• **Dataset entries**
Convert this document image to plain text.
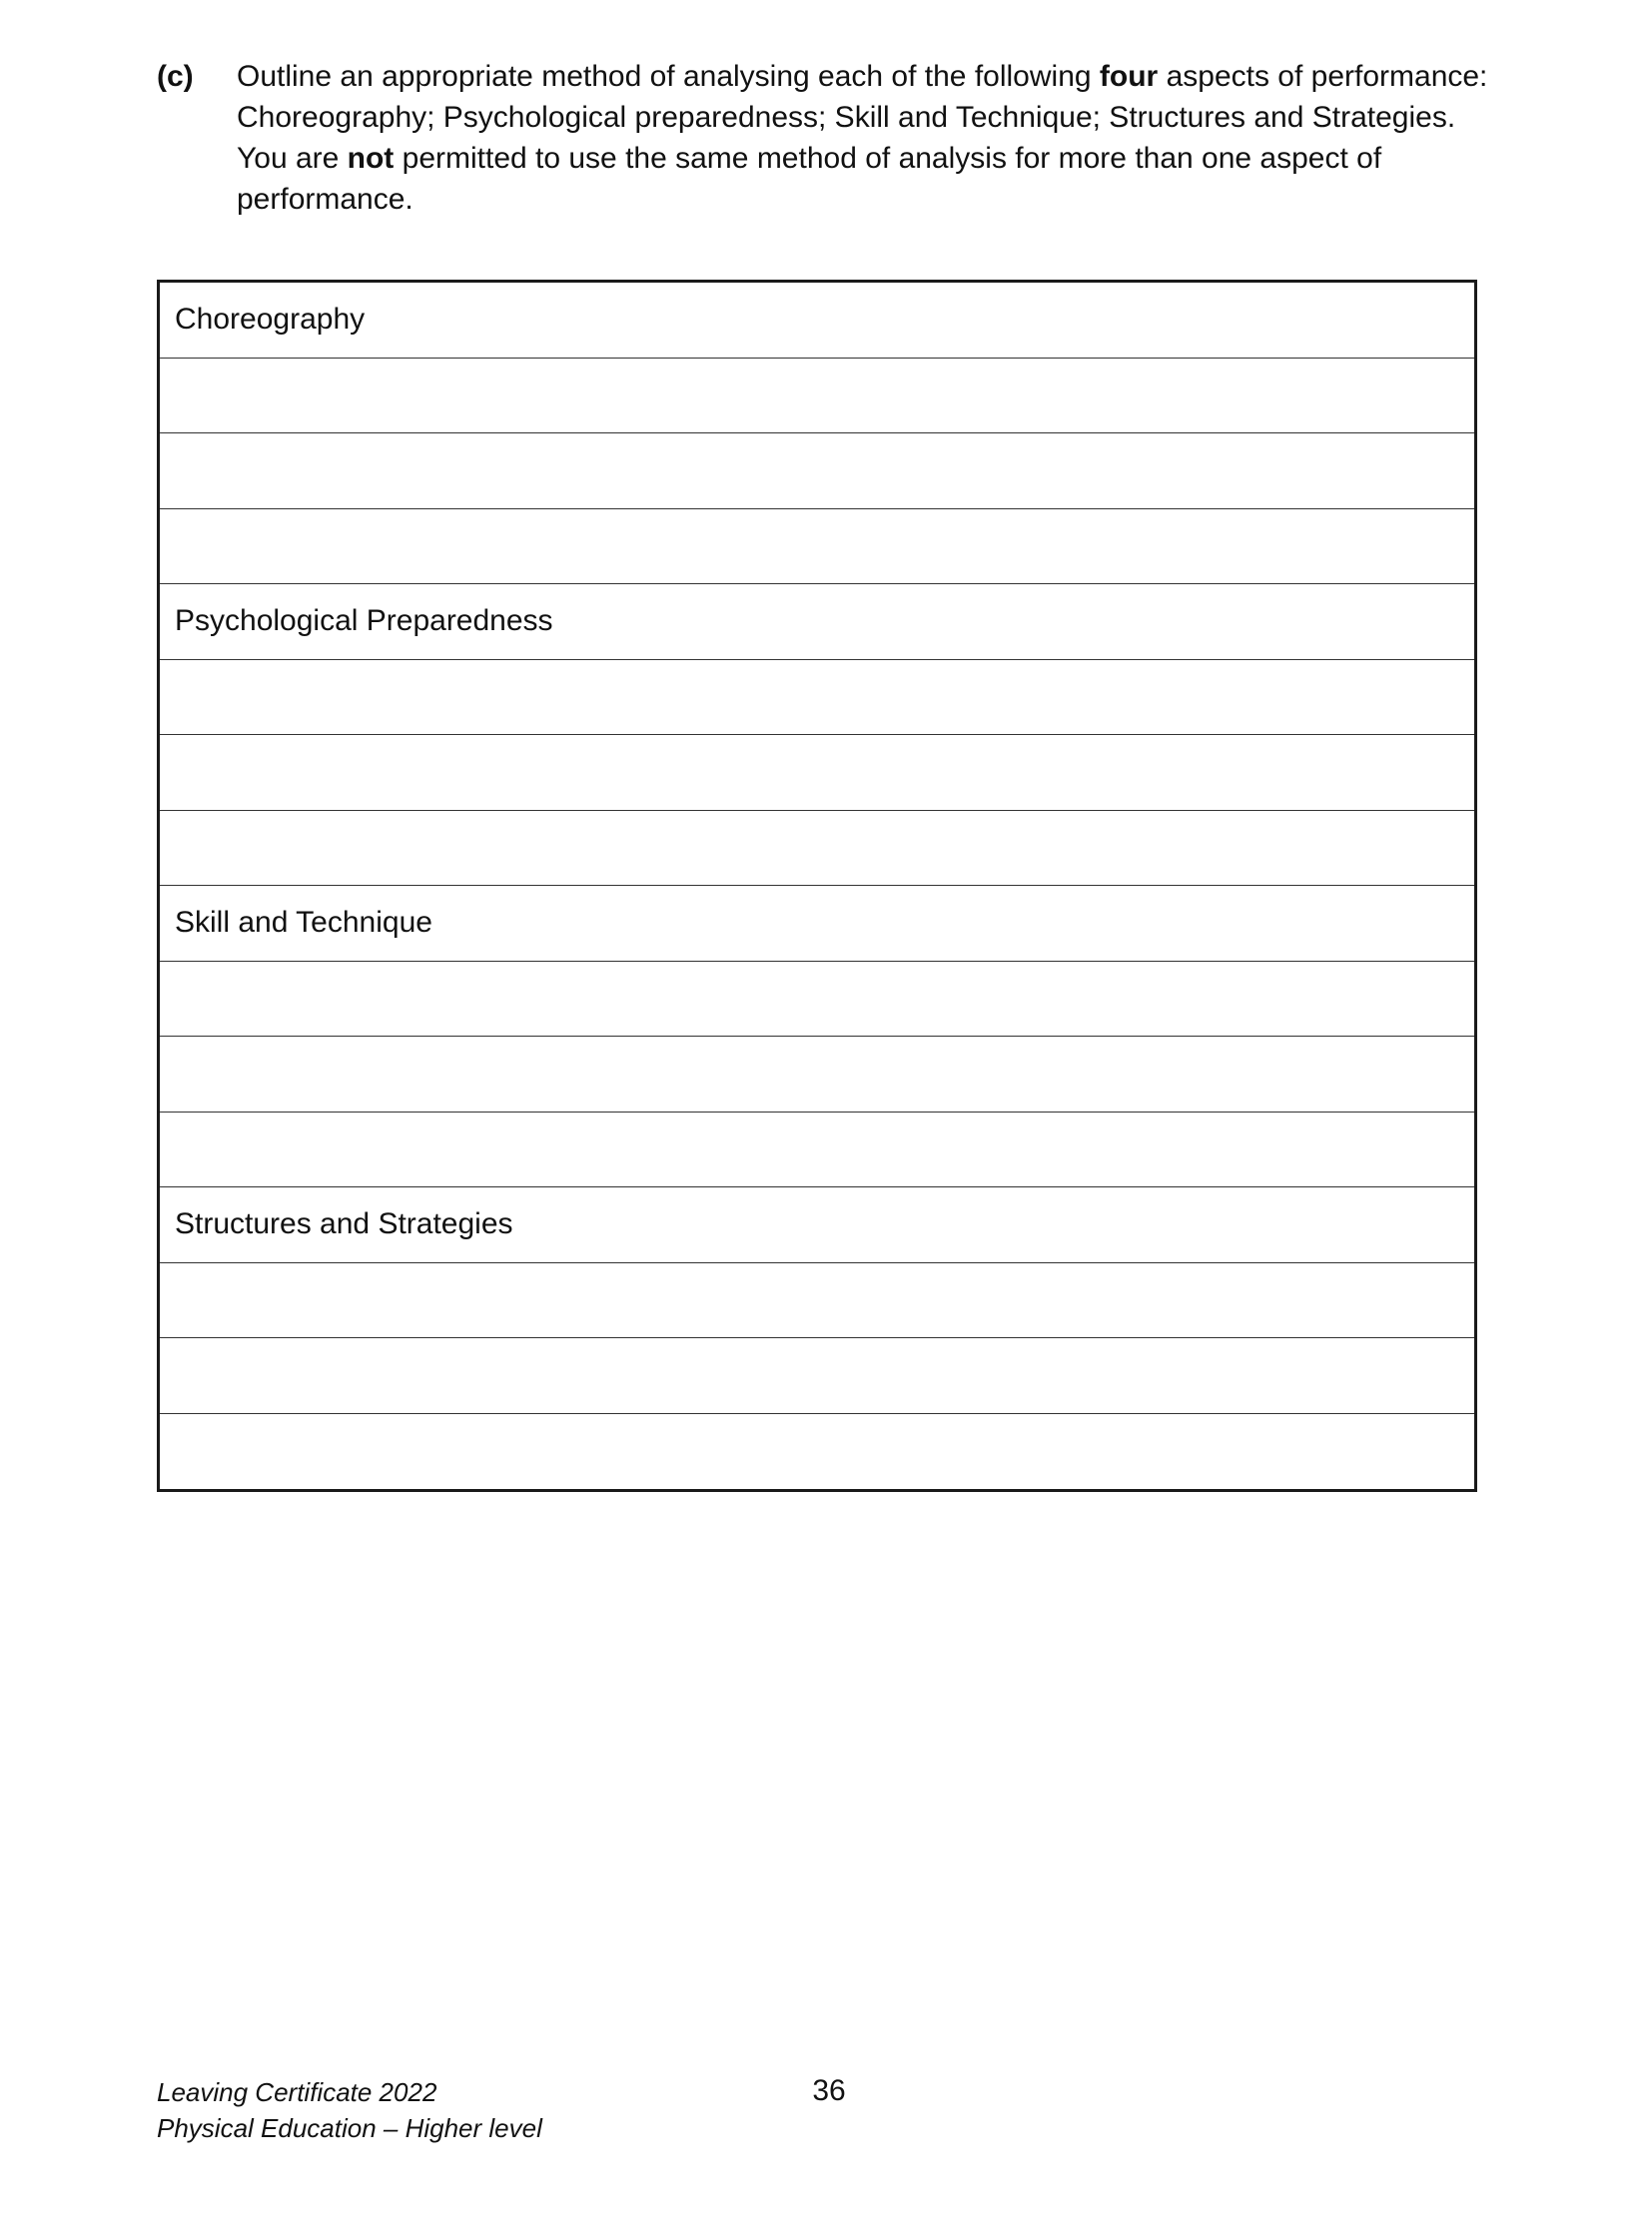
(c) Outline an appropriate method of analysing each of the following four aspects of performance:

Choreography; Psychological preparedness; Skill and Technique; Structures and Strategies.

You are not permitted to use the same method of analysis for more than one aspect of performance.

Choreography
Psychological Preparedness
Skill and Technique
Structures and Strategies
Leaving Certificate 2022
Physical Education – Higher level
36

• **What is needed**
From the records above, copy every line that holds the word "Skill".

• **Solution below**
Choreography; Psychological preparedness; Skill and Technique; Structures and Strategies.
Skill and Technique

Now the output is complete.